# Task to complete:
Exactly reproduce the lines from the one containing "Output a JSON" through the last line of the data, both ends included, leaving out pictures.

# Records supplied:
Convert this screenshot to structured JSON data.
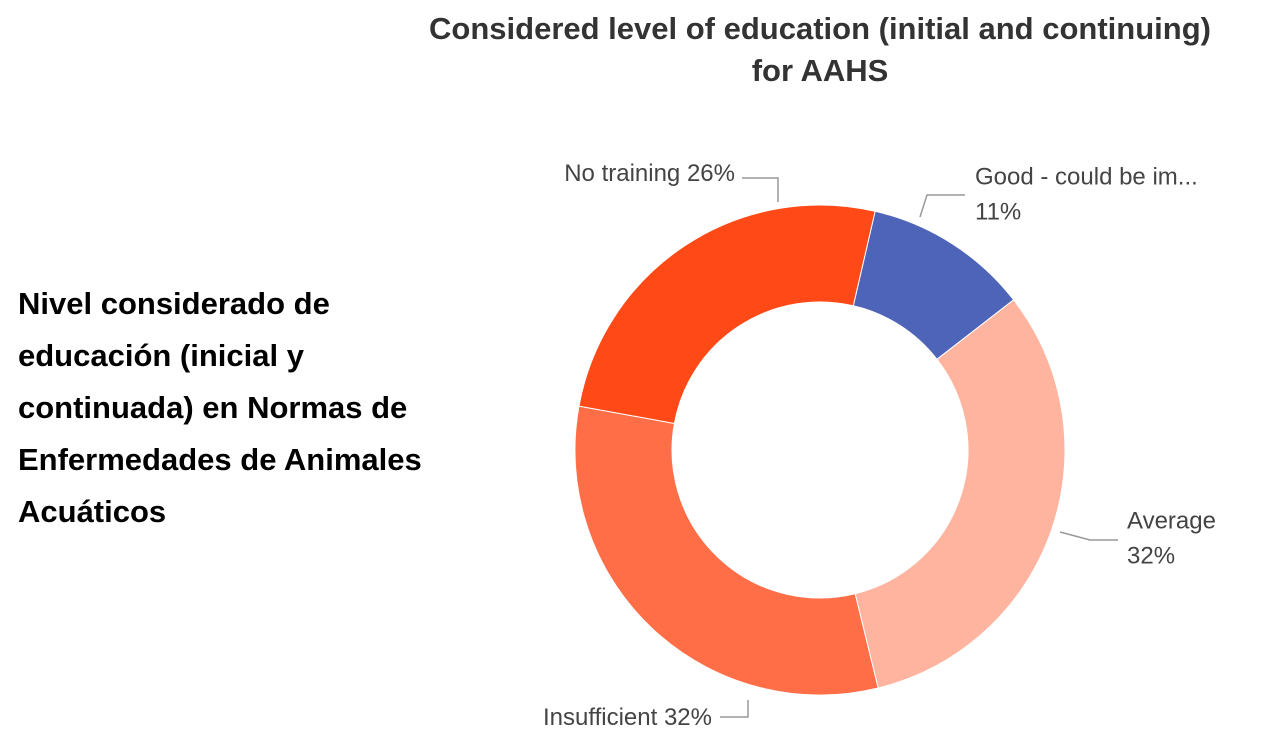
{
  "chart_data": {
    "type": "donut",
    "title": "Considered level of education (initial and continuing) for AAHS",
    "side_text": "Nivel considerado de educación (inicial y continuada) en Normas de Enfermedades de Animales Acuáticos",
    "categories": [
      "Good - could be im...",
      "Average",
      "Insufficient",
      "No training"
    ],
    "values": [
      11,
      32,
      32,
      26
    ],
    "value_labels": [
      "11%",
      "32%",
      "32%",
      "26%"
    ],
    "colors": [
      "#4e64b8",
      "#ffb4a0",
      "#ff6e47",
      "#ff4a17"
    ]
  }
}
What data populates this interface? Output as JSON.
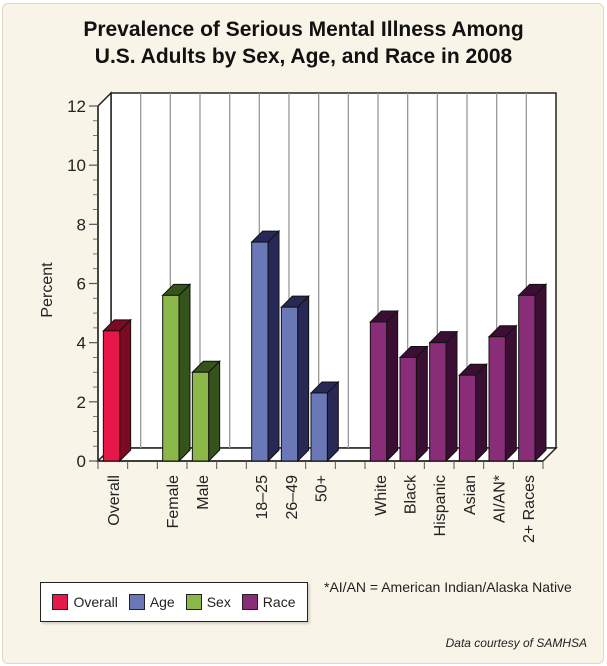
{
  "chart_data": {
    "type": "bar",
    "title": "Prevalence of Serious Mental Illness Among U.S. Adults by Sex, Age, and Race in 2008",
    "title_lines": [
      "Prevalence of Serious Mental Illness Among",
      "U.S. Adults by Sex, Age, and Race in 2008"
    ],
    "xlabel": "",
    "ylabel": "Percent",
    "ylim": [
      0,
      12
    ],
    "yticks": [
      0,
      2,
      4,
      6,
      8,
      10,
      12
    ],
    "grid": true,
    "three_d": true,
    "categories": [
      "Overall",
      "",
      "Female",
      "Male",
      "",
      "18–25",
      "26–49",
      "50+",
      "",
      "White",
      "Black",
      "Hispanic",
      "Asian",
      "AI/AN*",
      "2+ Races"
    ],
    "bars": [
      {
        "label": "Overall",
        "group": "Overall",
        "value": 4.4
      },
      {
        "label": "Female",
        "group": "Sex",
        "value": 5.6
      },
      {
        "label": "Male",
        "group": "Sex",
        "value": 3.0
      },
      {
        "label": "18–25",
        "group": "Age",
        "value": 7.4
      },
      {
        "label": "26–49",
        "group": "Age",
        "value": 5.2
      },
      {
        "label": "50+",
        "group": "Age",
        "value": 2.3
      },
      {
        "label": "White",
        "group": "Race",
        "value": 4.7
      },
      {
        "label": "Black",
        "group": "Race",
        "value": 3.5
      },
      {
        "label": "Hispanic",
        "group": "Race",
        "value": 4.0
      },
      {
        "label": "Asian",
        "group": "Race",
        "value": 2.9
      },
      {
        "label": "AI/AN*",
        "group": "Race",
        "value": 4.2
      },
      {
        "label": "2+ Races",
        "group": "Race",
        "value": 5.6
      }
    ],
    "legend": {
      "placement": "bottom-left",
      "entries": [
        {
          "name": "Overall",
          "color": "#e8174a",
          "side": "#7d0a25"
        },
        {
          "name": "Age",
          "color": "#6a78b8",
          "side": "#272856"
        },
        {
          "name": "Sex",
          "color": "#8cb84a",
          "side": "#35531a"
        },
        {
          "name": "Race",
          "color": "#8a2d78",
          "side": "#3a0f33"
        }
      ]
    },
    "annotations": [
      "*AI/AN = American Indian/Alaska Native",
      "Data courtesy of SAMHSA"
    ]
  }
}
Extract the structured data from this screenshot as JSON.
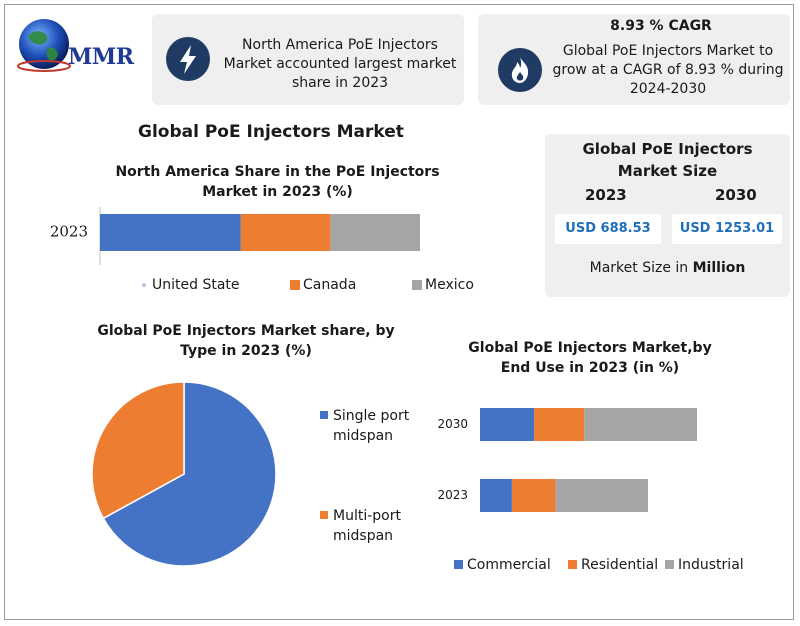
{
  "logo": {
    "text": "MMR"
  },
  "highlights": {
    "region_text": "North America PoE Injectors Market accounted largest market share in 2023",
    "cagr_title": "8.93 % CAGR",
    "cagr_text": "Global PoE Injectors Market to grow at a CAGR of 8.93 % during 2024-2030"
  },
  "market_size": {
    "title": "Global PoE Injectors Market Size",
    "year_a": "2023",
    "year_b": "2030",
    "value_a": "USD 688.53",
    "value_b": "USD 1253.01",
    "unit_prefix": "Market Size in ",
    "unit_bold": "Million"
  },
  "colors": {
    "blue": "#4472c4",
    "orange": "#ed7d31",
    "gray": "#a5a5a5",
    "navy": "#1f3a63"
  },
  "main_title": "Global PoE Injectors Market",
  "chart_data": [
    {
      "type": "bar",
      "orientation": "horizontal",
      "stacked": true,
      "title": "North America Share in the PoE Injectors Market in 2023 (%)",
      "categories": [
        "2023"
      ],
      "series": [
        {
          "name": "United State",
          "values": [
            44
          ]
        },
        {
          "name": "Canada",
          "values": [
            28
          ]
        },
        {
          "name": "Mexico",
          "values": [
            28
          ]
        }
      ],
      "legend": "bottom"
    },
    {
      "type": "pie",
      "title": "Global PoE Injectors Market share, by Type in 2023  (%)",
      "labels": [
        "Single port midspan",
        "Multi-port midspan"
      ],
      "values": [
        67,
        33
      ],
      "legend": "right"
    },
    {
      "type": "bar",
      "orientation": "horizontal",
      "stacked": true,
      "title": "Global PoE Injectors Market,by End Use in 2023 (in %)",
      "categories": [
        "2030",
        "2023"
      ],
      "series": [
        {
          "name": "Commercial",
          "values": [
            25,
            19
          ]
        },
        {
          "name": "Residential",
          "values": [
            23,
            26
          ]
        },
        {
          "name": "Industrial",
          "values": [
            52,
            55
          ]
        }
      ],
      "legend": "bottom"
    }
  ]
}
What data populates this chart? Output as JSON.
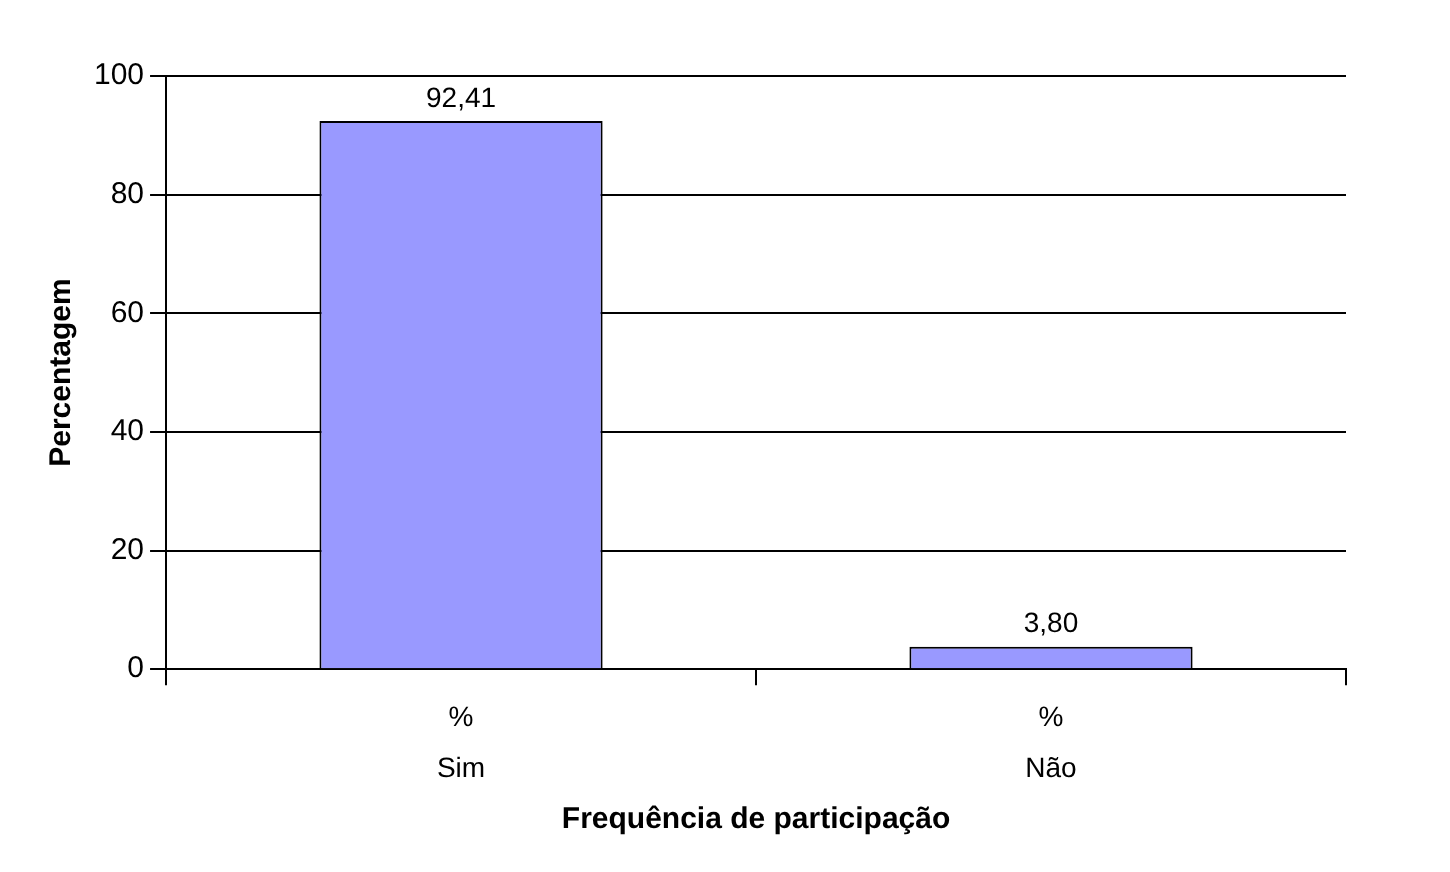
{
  "chart_data": {
    "type": "bar",
    "xlabel": "Frequência de participação",
    "ylabel": "Percentagem",
    "categories": [
      "%\nSim",
      "%\nNão"
    ],
    "values": [
      92.41,
      3.8
    ],
    "color": "#9999ff",
    "value_labels": [
      "92,41",
      "3,80"
    ],
    "ylim": [
      0,
      100
    ],
    "yticks": [
      0,
      20,
      40,
      60,
      80,
      100
    ],
    "grid": "y"
  }
}
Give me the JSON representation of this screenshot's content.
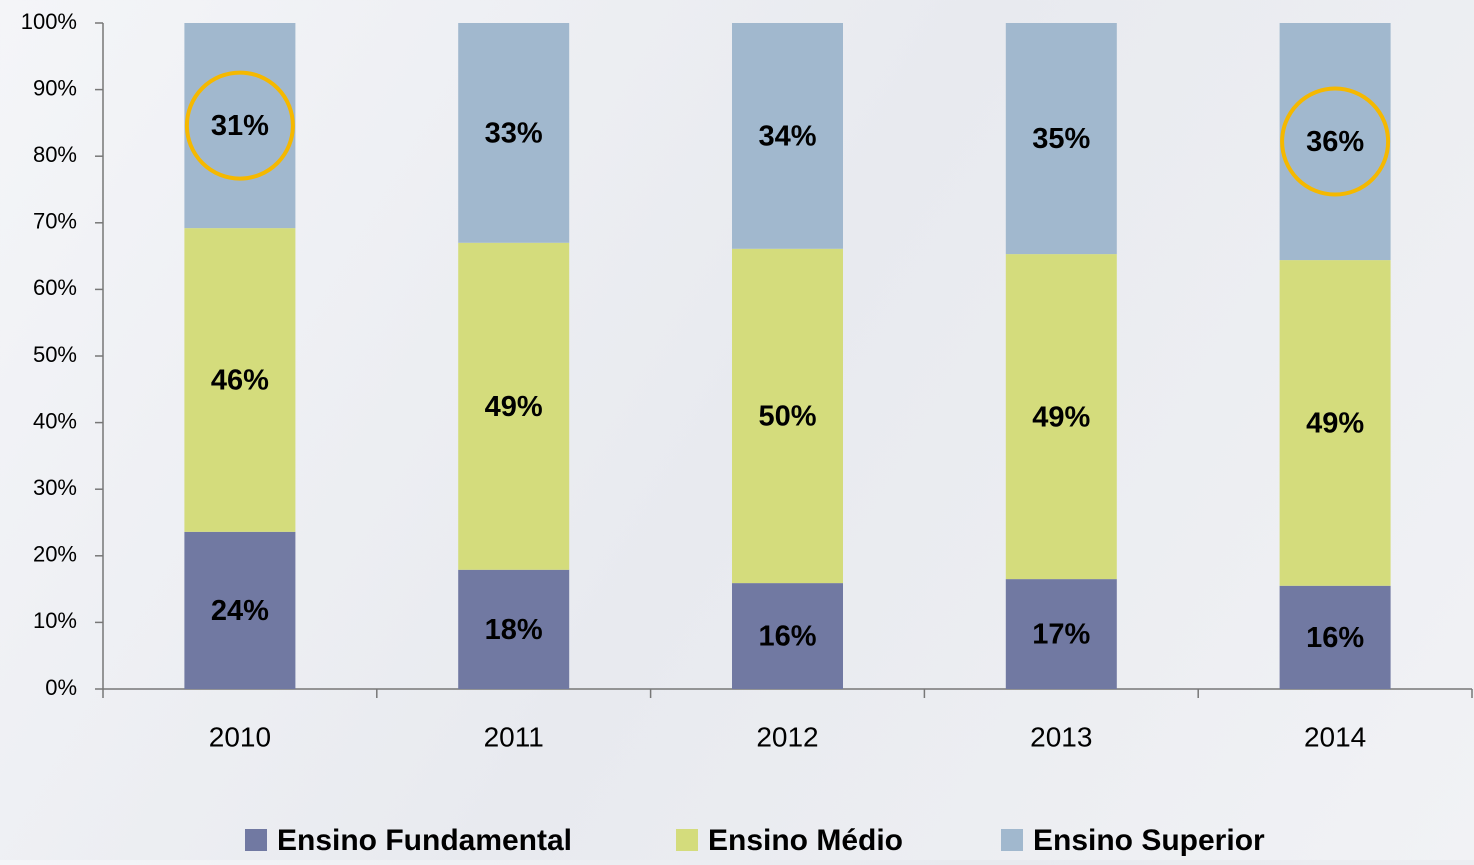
{
  "chart_data": {
    "type": "stacked_bar",
    "categories": [
      "2010",
      "2011",
      "2012",
      "2013",
      "2014"
    ],
    "series": [
      {
        "name": "Ensino Fundamental",
        "color": "#7179a2",
        "values": [
          23.6,
          17.9,
          15.9,
          16.5,
          15.5
        ],
        "value_labels": [
          "24%",
          "18%",
          "16%",
          "17%",
          "16%"
        ]
      },
      {
        "name": "Ensino Médio",
        "color": "#d4dc7c",
        "values": [
          45.6,
          49.1,
          50.2,
          48.8,
          48.9
        ],
        "value_labels": [
          "46%",
          "49%",
          "50%",
          "49%",
          "49%"
        ]
      },
      {
        "name": "Ensino Superior",
        "color": "#a1b8ce",
        "values": [
          30.8,
          33.0,
          33.9,
          34.7,
          35.6
        ],
        "value_labels": [
          "31%",
          "33%",
          "34%",
          "35%",
          "36%"
        ]
      }
    ],
    "ylim": [
      0,
      100
    ],
    "yticks": [
      {
        "value": 0,
        "label": "0%"
      },
      {
        "value": 10,
        "label": "10%"
      },
      {
        "value": 20,
        "label": "20%"
      },
      {
        "value": 30,
        "label": "30%"
      },
      {
        "value": 40,
        "label": "40%"
      },
      {
        "value": 50,
        "label": "50%"
      },
      {
        "value": 60,
        "label": "60%"
      },
      {
        "value": 70,
        "label": "70%"
      },
      {
        "value": 80,
        "label": "80%"
      },
      {
        "value": 90,
        "label": "90%"
      },
      {
        "value": 100,
        "label": "100%"
      }
    ],
    "highlight": {
      "series": 2,
      "indices": [
        0,
        4
      ],
      "color": "#f5b800"
    },
    "legend": "bottom"
  }
}
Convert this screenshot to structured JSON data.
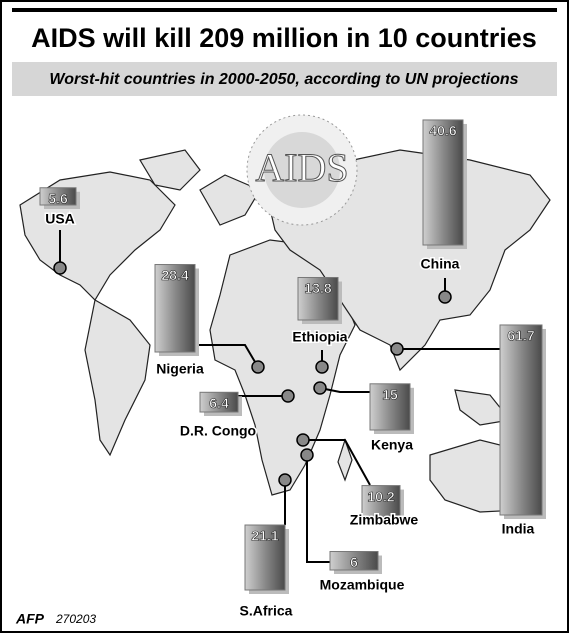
{
  "chart_data": {
    "type": "bar",
    "title": "AIDS will kill 209 million in 10 countries",
    "subtitle": "Worst-hit countries in 2000-2050, according to UN projections",
    "emblem": "AIDS",
    "source": "AFP",
    "code": "270203",
    "categories": [
      "USA",
      "China",
      "Nigeria",
      "Ethiopia",
      "India",
      "D.R. Congo",
      "Kenya",
      "Zimbabwe",
      "Mozambique",
      "S.Africa"
    ],
    "values": [
      5.6,
      40.6,
      28.4,
      13.8,
      61.7,
      6.4,
      15,
      10.2,
      6,
      21.1
    ],
    "color": "#777777"
  }
}
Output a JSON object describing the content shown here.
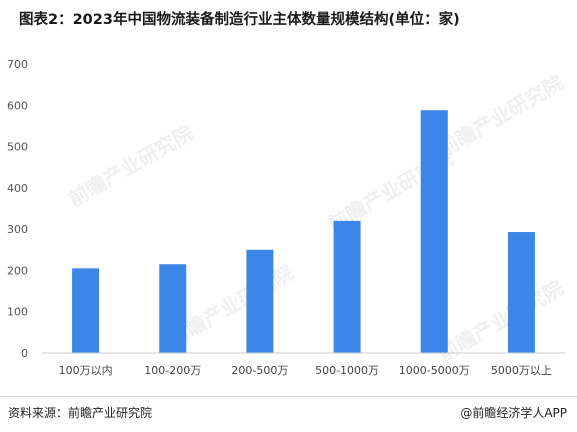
{
  "title": "图表2：2023年中国物流装备制造行业主体数量规模结构(单位：家)",
  "footer": {
    "source": "资料来源：前瞻产业研究院",
    "credit": "@前瞻经济学人APP"
  },
  "watermark": "前瞻产业研究院",
  "colors": {
    "bar": "#3b86e6",
    "axis": "#cccccc",
    "grid": "#e6e6e6"
  },
  "chart_data": {
    "type": "bar",
    "categories": [
      "100万以内",
      "100-200万",
      "200-500万",
      "500-1000万",
      "1000-5000万",
      "5000万以上"
    ],
    "values": [
      205,
      215,
      250,
      320,
      588,
      293
    ],
    "ylim": [
      0,
      700
    ],
    "yticks": [
      "0",
      "100",
      "200",
      "300",
      "400",
      "500",
      "600",
      "700"
    ],
    "grid": false,
    "legend": "none"
  }
}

# Worked answer:
Output a JSON object describing the content shown here.
{
  "title": "图表2：2023年中国物流装备制造行业主体数量规模结构(单位：家)",
  "footer": {
    "source": "资料来源：前瞻产业研究院",
    "credit": "@前瞻经济学人APP"
  },
  "watermark": "前瞻产业研究院",
  "colors": {
    "bar": "#3b86e6",
    "axis": "#cccccc",
    "grid": "#e6e6e6"
  },
  "chart_data": {
    "type": "bar",
    "categories": [
      "100万以内",
      "100-200万",
      "200-500万",
      "500-1000万",
      "1000-5000万",
      "5000万以上"
    ],
    "values": [
      205,
      215,
      250,
      320,
      588,
      293
    ],
    "ylim": [
      0,
      700
    ],
    "yticks": [
      "0",
      "100",
      "200",
      "300",
      "400",
      "500",
      "600",
      "700"
    ],
    "grid": false,
    "legend": "none"
  }
}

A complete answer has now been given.